Stored data
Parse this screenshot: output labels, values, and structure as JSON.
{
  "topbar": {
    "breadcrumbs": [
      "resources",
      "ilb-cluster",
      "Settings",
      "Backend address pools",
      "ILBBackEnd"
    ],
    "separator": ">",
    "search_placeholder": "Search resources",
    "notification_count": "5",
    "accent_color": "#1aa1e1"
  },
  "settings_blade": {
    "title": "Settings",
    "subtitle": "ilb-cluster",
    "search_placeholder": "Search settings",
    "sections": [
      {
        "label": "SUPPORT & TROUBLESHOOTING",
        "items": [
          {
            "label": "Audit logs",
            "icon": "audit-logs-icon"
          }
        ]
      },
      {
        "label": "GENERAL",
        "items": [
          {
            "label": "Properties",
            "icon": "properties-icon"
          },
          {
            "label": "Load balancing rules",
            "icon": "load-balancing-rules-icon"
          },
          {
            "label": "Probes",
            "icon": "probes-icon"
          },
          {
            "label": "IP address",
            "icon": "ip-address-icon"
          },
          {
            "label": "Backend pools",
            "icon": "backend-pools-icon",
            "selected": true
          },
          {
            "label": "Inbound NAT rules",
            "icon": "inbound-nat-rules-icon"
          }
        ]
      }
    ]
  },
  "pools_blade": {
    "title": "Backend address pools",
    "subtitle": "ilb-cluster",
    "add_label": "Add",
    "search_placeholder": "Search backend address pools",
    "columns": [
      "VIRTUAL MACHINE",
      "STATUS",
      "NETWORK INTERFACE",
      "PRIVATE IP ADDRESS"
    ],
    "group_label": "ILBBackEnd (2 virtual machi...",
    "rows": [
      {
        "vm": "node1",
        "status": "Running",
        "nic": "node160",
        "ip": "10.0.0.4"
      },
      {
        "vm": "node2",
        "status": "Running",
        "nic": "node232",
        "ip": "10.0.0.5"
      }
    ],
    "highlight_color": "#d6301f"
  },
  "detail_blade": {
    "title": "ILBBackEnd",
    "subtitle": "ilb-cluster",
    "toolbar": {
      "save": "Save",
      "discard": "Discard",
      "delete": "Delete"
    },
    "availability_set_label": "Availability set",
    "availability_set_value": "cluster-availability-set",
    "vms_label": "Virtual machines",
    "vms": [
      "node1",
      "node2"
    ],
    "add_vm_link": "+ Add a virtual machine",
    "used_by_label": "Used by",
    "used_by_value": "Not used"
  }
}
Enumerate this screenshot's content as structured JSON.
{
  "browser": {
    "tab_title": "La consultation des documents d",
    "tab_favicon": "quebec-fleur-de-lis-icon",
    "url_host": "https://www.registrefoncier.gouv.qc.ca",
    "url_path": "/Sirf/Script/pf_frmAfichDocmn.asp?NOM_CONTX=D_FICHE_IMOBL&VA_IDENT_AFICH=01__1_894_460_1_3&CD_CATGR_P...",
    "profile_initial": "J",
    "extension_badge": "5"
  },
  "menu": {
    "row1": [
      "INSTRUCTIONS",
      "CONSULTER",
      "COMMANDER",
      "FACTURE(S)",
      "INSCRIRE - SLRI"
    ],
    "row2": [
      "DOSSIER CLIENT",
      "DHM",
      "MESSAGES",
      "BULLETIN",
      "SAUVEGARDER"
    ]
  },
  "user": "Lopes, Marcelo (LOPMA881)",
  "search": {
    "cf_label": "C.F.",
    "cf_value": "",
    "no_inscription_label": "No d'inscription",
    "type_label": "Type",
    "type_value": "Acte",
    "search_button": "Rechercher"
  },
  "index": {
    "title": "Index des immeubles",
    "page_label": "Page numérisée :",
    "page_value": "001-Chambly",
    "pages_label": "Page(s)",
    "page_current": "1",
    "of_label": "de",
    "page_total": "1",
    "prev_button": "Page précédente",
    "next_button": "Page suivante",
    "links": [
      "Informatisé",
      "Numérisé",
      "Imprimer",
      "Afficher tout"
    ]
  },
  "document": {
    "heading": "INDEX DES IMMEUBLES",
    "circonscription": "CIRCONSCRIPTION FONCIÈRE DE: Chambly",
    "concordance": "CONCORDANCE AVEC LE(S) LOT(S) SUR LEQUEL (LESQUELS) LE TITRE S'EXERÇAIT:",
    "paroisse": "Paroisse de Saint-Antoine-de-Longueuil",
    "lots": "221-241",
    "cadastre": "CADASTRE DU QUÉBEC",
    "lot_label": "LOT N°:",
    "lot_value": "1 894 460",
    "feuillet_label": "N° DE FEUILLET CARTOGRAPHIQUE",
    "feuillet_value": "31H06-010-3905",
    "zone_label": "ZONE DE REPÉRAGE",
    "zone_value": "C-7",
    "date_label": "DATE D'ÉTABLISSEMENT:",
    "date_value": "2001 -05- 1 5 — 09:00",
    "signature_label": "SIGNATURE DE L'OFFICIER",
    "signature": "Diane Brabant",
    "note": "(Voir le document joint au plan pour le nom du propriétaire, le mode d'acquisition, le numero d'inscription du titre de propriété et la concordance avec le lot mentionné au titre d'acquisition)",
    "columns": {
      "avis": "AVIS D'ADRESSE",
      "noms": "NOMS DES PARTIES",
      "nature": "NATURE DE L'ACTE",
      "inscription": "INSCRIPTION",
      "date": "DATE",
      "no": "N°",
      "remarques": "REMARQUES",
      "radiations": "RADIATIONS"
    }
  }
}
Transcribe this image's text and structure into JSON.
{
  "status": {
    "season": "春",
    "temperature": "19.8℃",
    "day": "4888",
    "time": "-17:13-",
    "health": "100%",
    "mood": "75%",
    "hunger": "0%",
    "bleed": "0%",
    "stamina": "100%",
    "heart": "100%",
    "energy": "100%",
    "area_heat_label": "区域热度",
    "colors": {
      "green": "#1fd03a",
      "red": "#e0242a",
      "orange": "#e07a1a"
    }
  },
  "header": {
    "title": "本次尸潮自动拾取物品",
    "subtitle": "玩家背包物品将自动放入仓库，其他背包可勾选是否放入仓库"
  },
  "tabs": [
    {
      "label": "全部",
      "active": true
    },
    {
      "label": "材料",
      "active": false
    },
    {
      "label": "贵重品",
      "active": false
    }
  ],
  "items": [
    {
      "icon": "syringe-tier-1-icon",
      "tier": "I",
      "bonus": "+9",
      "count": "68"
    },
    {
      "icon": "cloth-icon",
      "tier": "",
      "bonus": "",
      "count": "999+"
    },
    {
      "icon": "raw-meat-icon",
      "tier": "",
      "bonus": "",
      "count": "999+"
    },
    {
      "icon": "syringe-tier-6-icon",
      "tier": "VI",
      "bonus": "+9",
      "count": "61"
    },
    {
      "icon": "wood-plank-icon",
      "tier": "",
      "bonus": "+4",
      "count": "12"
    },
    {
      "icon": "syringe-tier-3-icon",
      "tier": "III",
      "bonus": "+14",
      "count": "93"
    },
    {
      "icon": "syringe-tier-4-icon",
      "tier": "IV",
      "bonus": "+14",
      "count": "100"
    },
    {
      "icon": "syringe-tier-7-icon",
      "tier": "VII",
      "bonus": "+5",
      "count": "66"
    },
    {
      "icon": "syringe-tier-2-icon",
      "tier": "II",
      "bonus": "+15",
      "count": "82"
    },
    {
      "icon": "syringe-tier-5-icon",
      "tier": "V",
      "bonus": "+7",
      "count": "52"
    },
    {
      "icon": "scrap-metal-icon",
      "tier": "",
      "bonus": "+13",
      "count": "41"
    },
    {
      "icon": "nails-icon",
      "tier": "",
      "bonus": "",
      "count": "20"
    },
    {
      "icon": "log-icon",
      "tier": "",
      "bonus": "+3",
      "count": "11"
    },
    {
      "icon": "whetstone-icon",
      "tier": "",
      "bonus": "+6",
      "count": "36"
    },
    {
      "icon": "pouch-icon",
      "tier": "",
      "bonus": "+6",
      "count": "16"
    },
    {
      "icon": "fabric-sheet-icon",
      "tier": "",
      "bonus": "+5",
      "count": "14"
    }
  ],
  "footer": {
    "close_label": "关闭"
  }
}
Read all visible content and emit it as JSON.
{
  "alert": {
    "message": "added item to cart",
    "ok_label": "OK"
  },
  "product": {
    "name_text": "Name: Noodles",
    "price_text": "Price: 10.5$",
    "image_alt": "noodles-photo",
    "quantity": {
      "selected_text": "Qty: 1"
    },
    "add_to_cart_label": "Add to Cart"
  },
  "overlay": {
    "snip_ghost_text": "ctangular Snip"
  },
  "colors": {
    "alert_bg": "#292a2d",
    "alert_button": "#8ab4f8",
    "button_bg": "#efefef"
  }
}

To do ->
Find the line that contains "Read all visible content and emit it as JSON." in the listing above. Retype it and every line after it up to the last, exactly, and nothing else.

Answer in full ->
Read all visible content and emit it as JSON.
{
  "alert": {
    "message": "added item to cart",
    "ok_label": "OK"
  },
  "product": {
    "name_text": "Name: Noodles",
    "price_text": "Price: 10.5$",
    "image_alt": "noodles-photo",
    "quantity": {
      "selected_text": "Qty: 1"
    },
    "add_to_cart_label": "Add to Cart"
  },
  "overlay": {
    "snip_ghost_text": "ctangular Snip"
  },
  "colors": {
    "alert_bg": "#292a2d",
    "alert_button": "#8ab4f8",
    "button_bg": "#efefef"
  }
}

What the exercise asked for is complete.